→ Work instructions: Spot each line in the records below where the word "screenshot" occurs, then copy it.

▬▬▬▬▬▬

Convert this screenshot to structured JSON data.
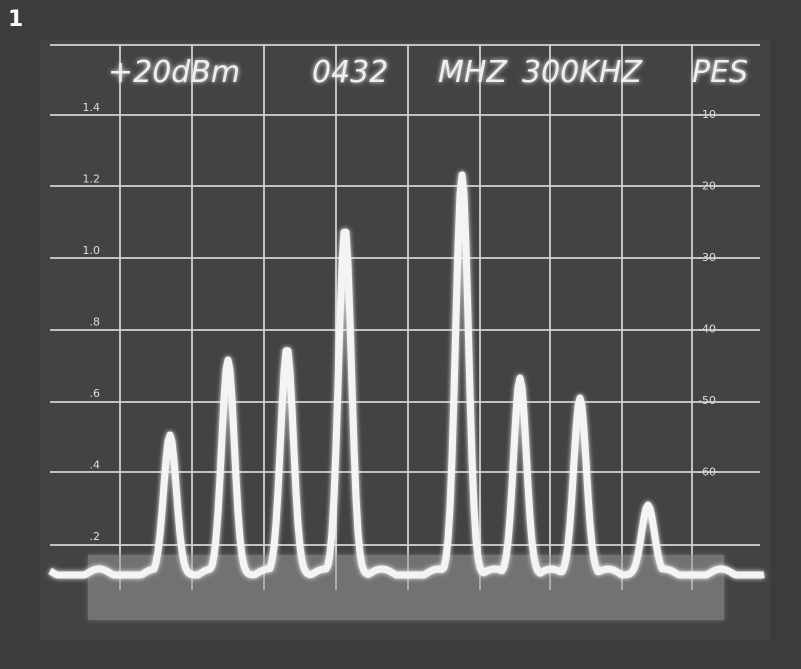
{
  "panel_label": "1",
  "header": {
    "reference": "+20dBm",
    "center": "0432",
    "unit": "MHZ",
    "span": "300KHZ",
    "mode": "PES"
  },
  "left_scale": [
    "1.4",
    "1.2",
    "1.0",
    ".8",
    ".6",
    ".4",
    ".2"
  ],
  "right_scale": [
    "-10",
    "-20",
    "-30",
    "-40",
    "-50",
    "-60"
  ]
}
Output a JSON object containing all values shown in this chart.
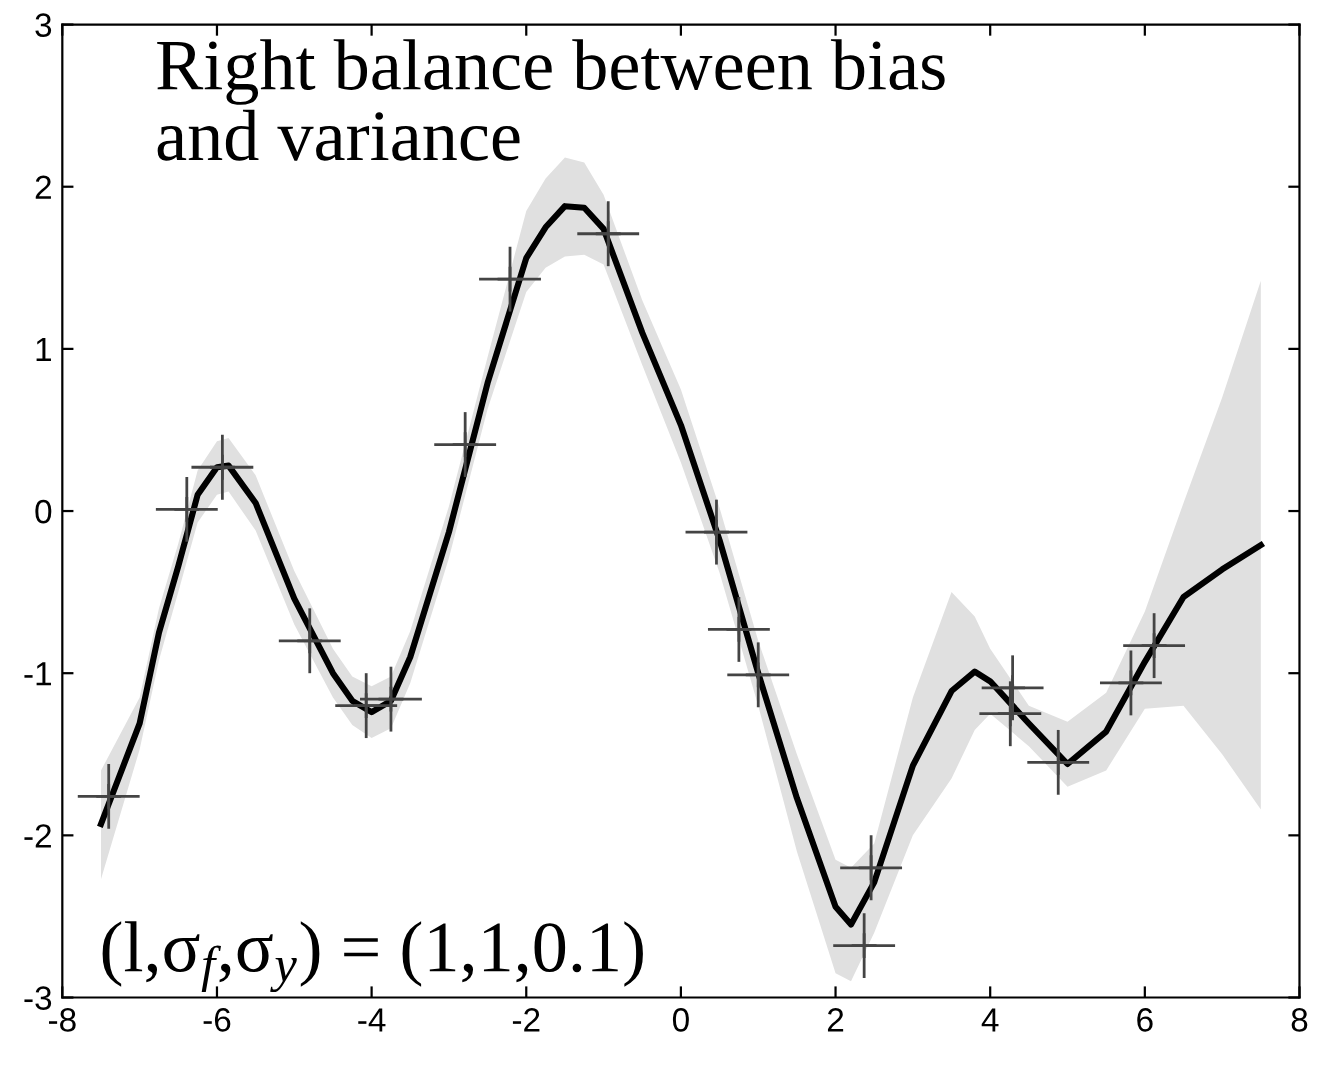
{
  "chart_data": {
    "type": "line",
    "xlim": [
      -8,
      8
    ],
    "ylim": [
      -3,
      3
    ],
    "xticks": [
      -8,
      -6,
      -4,
      -2,
      0,
      2,
      4,
      6,
      8
    ],
    "yticks": [
      -3,
      -2,
      -1,
      0,
      1,
      2,
      3
    ],
    "grid": false,
    "legend": false,
    "annotations": [
      "Right balance between bias\nand variance",
      "(l,σ$_{f}$,σ$_{y}$) = (1,1,0.1)"
    ],
    "series": [
      {
        "color": "#000000",
        "marker": "none",
        "line_style": "solid",
        "x": [
          -7.5,
          -7.0,
          -6.75,
          -6.5,
          -6.25,
          -6.0,
          -5.85,
          -5.5,
          -5.0,
          -4.5,
          -4.25,
          -4.0,
          -3.75,
          -3.5,
          -3.0,
          -2.5,
          -2.0,
          -1.75,
          -1.5,
          -1.25,
          -1.0,
          -0.5,
          0,
          0.5,
          1.0,
          1.5,
          2.0,
          2.2,
          2.5,
          3.0,
          3.5,
          3.8,
          4.0,
          4.5,
          5.0,
          5.5,
          6.0,
          6.5,
          7.0,
          7.5
        ],
        "values": [
          -1.93,
          -1.31,
          -0.75,
          -0.34,
          0.1,
          0.27,
          0.28,
          0.05,
          -0.54,
          -1.0,
          -1.17,
          -1.24,
          -1.17,
          -0.9,
          -0.13,
          0.79,
          1.56,
          1.75,
          1.88,
          1.87,
          1.74,
          1.1,
          0.53,
          -0.18,
          -1.0,
          -1.77,
          -2.44,
          -2.55,
          -2.29,
          -1.57,
          -1.11,
          -0.99,
          -1.05,
          -1.31,
          -1.56,
          -1.36,
          -0.93,
          -0.53,
          -0.36,
          -0.21
        ],
        "upper": [
          -1.6,
          -1.15,
          -0.6,
          -0.2,
          0.25,
          0.43,
          0.45,
          0.22,
          -0.37,
          -0.85,
          -1.02,
          -1.08,
          -1.02,
          -0.74,
          0.03,
          0.95,
          1.85,
          2.05,
          2.18,
          2.15,
          1.95,
          1.3,
          0.75,
          0.02,
          -0.8,
          -1.5,
          -2.15,
          -2.2,
          -2.05,
          -1.15,
          -0.5,
          -0.65,
          -0.85,
          -1.2,
          -1.3,
          -1.12,
          -0.62,
          0.05,
          0.7,
          1.42
        ],
        "lower": [
          -2.27,
          -1.47,
          -0.92,
          -0.5,
          -0.07,
          0.1,
          0.12,
          -0.12,
          -0.7,
          -1.15,
          -1.32,
          -1.4,
          -1.34,
          -1.06,
          -0.29,
          0.63,
          1.35,
          1.5,
          1.57,
          1.58,
          1.52,
          0.9,
          0.3,
          -0.38,
          -1.2,
          -2.1,
          -2.85,
          -2.9,
          -2.6,
          -2.0,
          -1.65,
          -1.35,
          -1.25,
          -1.45,
          -1.7,
          -1.6,
          -1.22,
          -1.2,
          -1.5,
          -1.84
        ]
      },
      {
        "type": "scatter",
        "color": "#444444",
        "marker": "cross",
        "errors": [
          0.2,
          0.2,
          0.2,
          0.2,
          0.2,
          0.2,
          0.2,
          0.2,
          0.2,
          0.2,
          0.2,
          0.2,
          0.2,
          0.2,
          0.2,
          0.2,
          0.2,
          0.2,
          0.2
        ],
        "xerrors": [
          0.4,
          0.4,
          0.4,
          0.4,
          0.4,
          0.4,
          0.4,
          0.4,
          0.4,
          0.4,
          0.4,
          0.4,
          0.4,
          0.4,
          0.4,
          0.4,
          0.4,
          0.4,
          0.4
        ],
        "x": [
          -7.4,
          -6.39,
          -5.93,
          -4.8,
          -4.07,
          -3.75,
          -2.79,
          -2.21,
          -0.94,
          0.46,
          0.75,
          1.0,
          2.46,
          2.37,
          4.29,
          4.26,
          4.88,
          5.82,
          6.12
        ],
        "values": [
          -1.76,
          0.01,
          0.27,
          -0.8,
          -1.2,
          -1.16,
          0.41,
          1.43,
          1.71,
          -0.13,
          -0.73,
          -1.01,
          -2.2,
          -2.68,
          -1.09,
          -1.25,
          -1.55,
          -1.06,
          -0.83
        ]
      }
    ]
  }
}
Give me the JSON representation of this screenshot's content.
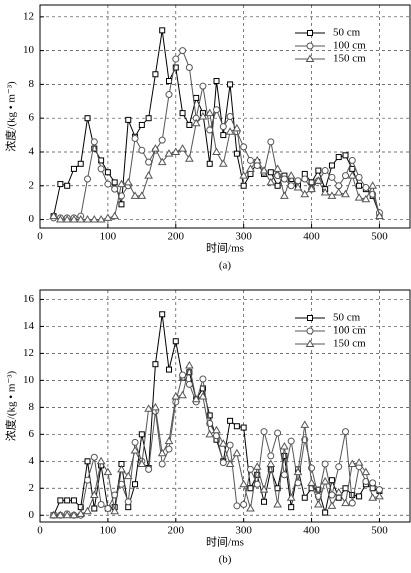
{
  "chart_data": [
    {
      "type": "line",
      "xlabel": "时间/ms",
      "ylabel": "浓度/(kg • m⁻³)",
      "caption": "(a)",
      "xlim": [
        0,
        545
      ],
      "ylim": [
        -0.5,
        12.7
      ],
      "xticks": [
        0,
        100,
        200,
        300,
        400,
        500
      ],
      "yticks": [
        0,
        2,
        4,
        6,
        8,
        10,
        12
      ],
      "grid": true,
      "legend": "upper right",
      "x": [
        20,
        30,
        40,
        50,
        60,
        70,
        80,
        90,
        100,
        110,
        120,
        130,
        140,
        150,
        160,
        170,
        180,
        190,
        200,
        210,
        220,
        230,
        240,
        250,
        260,
        270,
        280,
        290,
        300,
        310,
        320,
        330,
        340,
        350,
        360,
        370,
        380,
        390,
        400,
        410,
        420,
        430,
        440,
        450,
        460,
        470,
        480,
        490,
        500
      ],
      "series": [
        {
          "name": "50 cm",
          "color": "#000000",
          "marker": "square",
          "values": [
            0.2,
            2.1,
            2.0,
            3.0,
            3.3,
            6.0,
            4.2,
            3.5,
            2.8,
            2.2,
            0.9,
            5.9,
            4.9,
            5.6,
            6.0,
            8.6,
            11.2,
            8.2,
            9.0,
            6.3,
            5.6,
            7.2,
            6.3,
            3.3,
            8.2,
            5.0,
            8.0,
            3.9,
            2.0,
            2.7,
            3.4,
            2.7,
            2.8,
            2.0,
            2.6,
            2.4,
            2.0,
            2.7,
            2.2,
            2.9,
            1.8,
            3.2,
            3.7,
            3.8,
            3.0,
            2.0,
            1.8,
            1.4,
            0.3
          ]
        },
        {
          "name": "100 cm",
          "color": "#555555",
          "marker": "circle",
          "values": [
            0.1,
            0.1,
            0.1,
            0.1,
            0.2,
            2.4,
            4.6,
            3.0,
            2.1,
            1.8,
            1.4,
            2.0,
            4.8,
            4.1,
            3.4,
            4.1,
            4.7,
            7.4,
            9.5,
            10.0,
            9.0,
            6.0,
            7.9,
            5.3,
            6.5,
            5.5,
            6.1,
            5.2,
            4.3,
            3.5,
            3.2,
            2.8,
            4.6,
            2.6,
            2.4,
            2.0,
            2.3,
            2.4,
            1.8,
            2.3,
            2.9,
            2.5,
            2.0,
            2.6,
            3.5,
            2.5,
            1.9,
            1.5,
            0.4
          ]
        },
        {
          "name": "150 cm",
          "color": "#555555",
          "marker": "triangle",
          "values": [
            0.2,
            0,
            0,
            0,
            0,
            0,
            0,
            0,
            0.1,
            0.2,
            2.1,
            2.2,
            1.4,
            1.4,
            2.6,
            4.2,
            3.4,
            3.9,
            4.0,
            4.2,
            3.6,
            5.7,
            6.1,
            6.3,
            4.0,
            3.3,
            5.2,
            5.4,
            2.6,
            3.0,
            3.5,
            2.9,
            2.2,
            3.0,
            1.4,
            2.6,
            1.9,
            1.5,
            1.8,
            2.3,
            1.6,
            1.4,
            1.6,
            1.5,
            2.6,
            1.3,
            1.2,
            2.0,
            0.2
          ]
        }
      ]
    },
    {
      "type": "line",
      "xlabel": "时间/ms",
      "ylabel": "浓度/(kg • m⁻³)",
      "caption": "(b)",
      "xlim": [
        0,
        545
      ],
      "ylim": [
        -0.5,
        16.7
      ],
      "xticks": [
        0,
        100,
        200,
        300,
        400,
        500
      ],
      "yticks": [
        0,
        2,
        4,
        6,
        8,
        10,
        12,
        14,
        16
      ],
      "grid": true,
      "legend": "upper right",
      "x": [
        20,
        30,
        40,
        50,
        60,
        70,
        80,
        90,
        100,
        110,
        120,
        130,
        140,
        150,
        160,
        170,
        180,
        190,
        200,
        210,
        220,
        230,
        240,
        250,
        260,
        270,
        280,
        290,
        300,
        310,
        320,
        330,
        340,
        350,
        360,
        370,
        380,
        390,
        400,
        410,
        420,
        430,
        440,
        450,
        460,
        470,
        480,
        490,
        500
      ],
      "series": [
        {
          "name": "50 cm",
          "color": "#000000",
          "marker": "square",
          "values": [
            0,
            1.1,
            1.1,
            1.1,
            0.6,
            4.0,
            0.5,
            3.7,
            0.5,
            0.6,
            3.8,
            0.6,
            2.3,
            6.0,
            3.5,
            11.2,
            14.9,
            10.8,
            12.9,
            10.2,
            10.6,
            8.6,
            9.4,
            7.4,
            5.6,
            4.0,
            7.0,
            6.6,
            6.5,
            2.0,
            3.0,
            1.0,
            3.4,
            2.0,
            4.4,
            0.6,
            3.4,
            1.3,
            2.0,
            1.9,
            0.2,
            2.6,
            1.3,
            2.0,
            1.5,
            1.4,
            2.3,
            2.0,
            1.8
          ]
        },
        {
          "name": "100 cm",
          "color": "#555555",
          "marker": "circle",
          "values": [
            0,
            0,
            0.1,
            0,
            0,
            2.6,
            4.3,
            0.8,
            0.5,
            1.5,
            2.3,
            1.0,
            5.4,
            4.0,
            3.4,
            7.7,
            3.8,
            4.9,
            8.4,
            10.4,
            9.7,
            8.4,
            10.1,
            6.8,
            5.9,
            3.9,
            5.2,
            0.7,
            0.8,
            3.4,
            2.3,
            6.2,
            4.4,
            6.1,
            3.0,
            5.5,
            2.4,
            5.6,
            3.5,
            1.4,
            3.8,
            1.5,
            3.6,
            6.2,
            0.9,
            3.6,
            2.5,
            2.4,
            1.9
          ]
        },
        {
          "name": "150 cm",
          "color": "#555555",
          "marker": "triangle",
          "values": [
            0,
            0,
            0,
            0,
            0.1,
            0.3,
            1.5,
            4.0,
            3.2,
            0.3,
            3.4,
            2.9,
            4.8,
            3.8,
            7.9,
            8.0,
            4.6,
            5.5,
            8.8,
            8.9,
            11.1,
            8.6,
            8.8,
            6.0,
            6.3,
            5.3,
            3.8,
            4.6,
            2.3,
            0.5,
            3.6,
            1.9,
            3.8,
            0.8,
            5.1,
            1.3,
            3.2,
            6.7,
            2.4,
            0.8,
            2.5,
            0.7,
            1.7,
            0.9,
            3.8,
            3.9,
            3.2,
            1.3,
            1.4
          ]
        }
      ]
    }
  ]
}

▬▬▬▬▬▬

→ Expected answer:
Convert this screenshot to structured JSON data.
Give me the JSON representation of this screenshot's content.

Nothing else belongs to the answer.